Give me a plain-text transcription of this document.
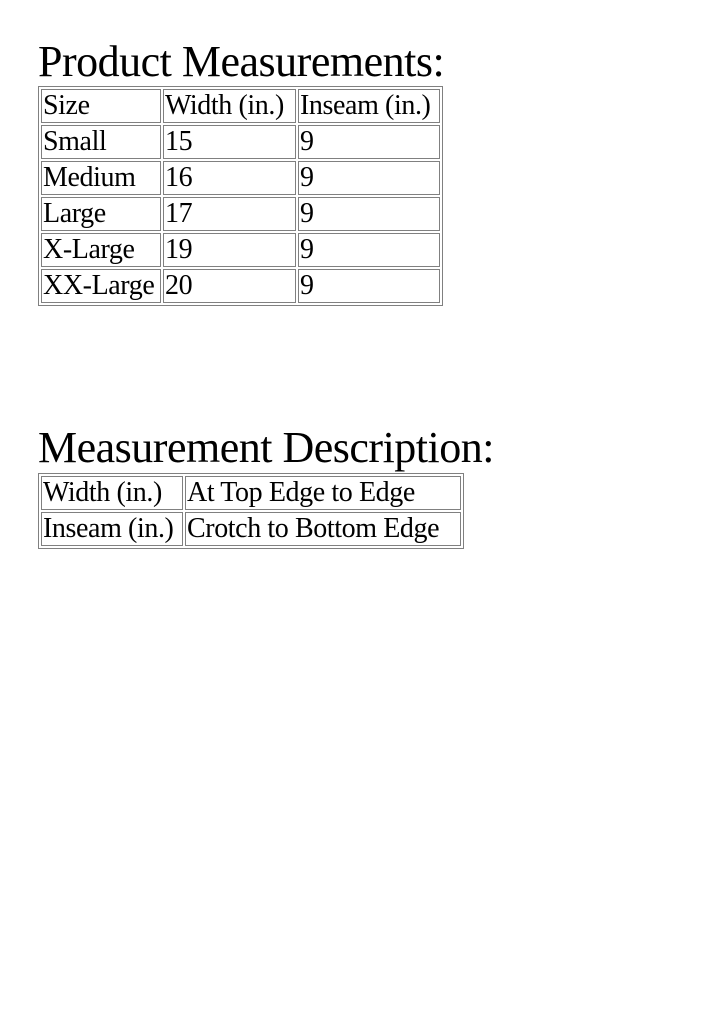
Product Measurements:
Size	Width (in.)	Inseam (in.)
Small	15	9
Medium	16	9
Large	17	9
X-Large	19	9
XX-Large	20	9
Measurement Description:
Width (in.)	At Top Edge to Edge
Inseam (in.)	Crotch to Bottom Edge
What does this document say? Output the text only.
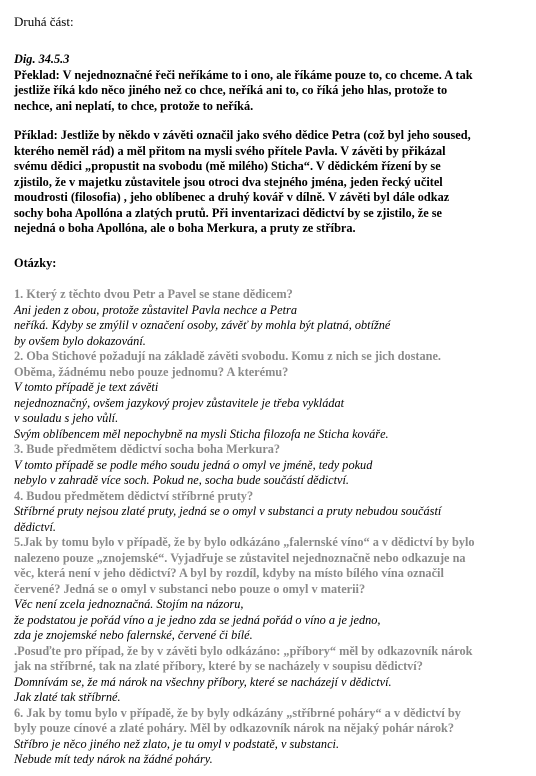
Druhá část:
Dig. 34.5.3
Překlad: V nejednoznačné řeči neříkáme to i ono, ale říkáme pouze to, co chceme. A tak
jestliže říká kdo něco jiného než co chce, neříká ani to, co říká jeho hlas, protože to
nechce, ani neplatí, to chce, protože to neříká.
Příklad: Jestliže by někdo v závěti označil jako svého dědice Petra (což byl jeho soused,
kterého neměl rád) a měl přitom na mysli svého přítele Pavla. V závěti by přikázal
svému dědici „propustit na svobodu (mě milého) Sticha“. V dědickém řízení by se
zjistilo, že v majetku zůstavitele jsou otroci dva stejného jména, jeden řecký učitel
moudrosti (filosofia) , jeho oblíbenec a druhý kovář v dílně. V závěti byl dále odkaz
sochy boha Apollóna a zlatých prutů. Při inventarizaci dědictví by se zjistilo, že se
nejedná o boha Apollóna, ale o boha Merkura, a pruty ze stříbra.
Otázky:
1. Který z těchto dvou Petr a Pavel se stane dědicem?
Ani jeden z obou, protože zůstavitel Pavla nechce a Petra
neříká. Kdyby se zmýlil v označení osoby, závěť by mohla být platná, obtížné
by ovšem bylo dokazování.
2. Oba Stichové požadují na základě závěti svobodu. Komu z nich se jich dostane.
Oběma, žádnému nebo pouze jednomu? A kterému?
V tomto případě je text závěti
nejednoznačný, ovšem jazykový projev zůstavitele je třeba vykládat
v souladu s jeho vůlí.
Svým oblíbencem měl nepochybně na mysli Sticha filozofa ne Sticha kováře.
3. Bude předmětem dědictví socha boha Merkura?
V tomto případě se podle mého soudu jedná o omyl ve jméně, tedy pokud
nebylo v zahradě více soch. Pokud ne, socha bude součástí dědictví.
4. Budou předmětem dědictví stříbrné pruty?
Stříbrné pruty nejsou zlaté pruty, jedná se o omyl v substanci a pruty nebudou součástí
dědictví.
5.Jak by tomu bylo v případě, že by bylo odkázáno „falernské víno“ a v dědictví by bylo
nalezeno pouze „znojemské“. Vyjadřuje se zůstavitel nejednoznačně nebo odkazuje na
věc, která není v jeho dědictví? A byl by rozdíl, kdyby na místo bílého vína označil
červené? Jedná se o omyl v substanci nebo pouze o omyl v materii?
Věc není zcela jednoznačná. Stojím na názoru,
že podstatou je pořád víno a je jedno zda se jedná pořád o víno a je jedno,
zda je znojemské nebo falernské, červené či bílé.
.Posuďte pro případ, že by v závěti bylo odkázáno: „příbory“ měl by odkazovník nárok
jak na stříbrné, tak na zlaté příbory, které by se nacházely v soupisu dědictví?
Domnívám se, že má nárok na všechny příbory, které se nacházejí v dědictví.
Jak zlaté tak stříbrné.
6. Jak by tomu bylo v případě, že by byly odkázány „stříbrné poháry“ a v dědictví by
byly pouze cínové a zlaté poháry. Měl by odkazovník nárok na nějaký pohár nárok?
Stříbro je něco jiného než zlato, je tu omyl v podstatě, v substanci.
Nebude mít tedy nárok na žádné poháry.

********

* **Brief**
From the data above, work out how many lines hold "boha". Answer with the number alone.

* **Written answer**
3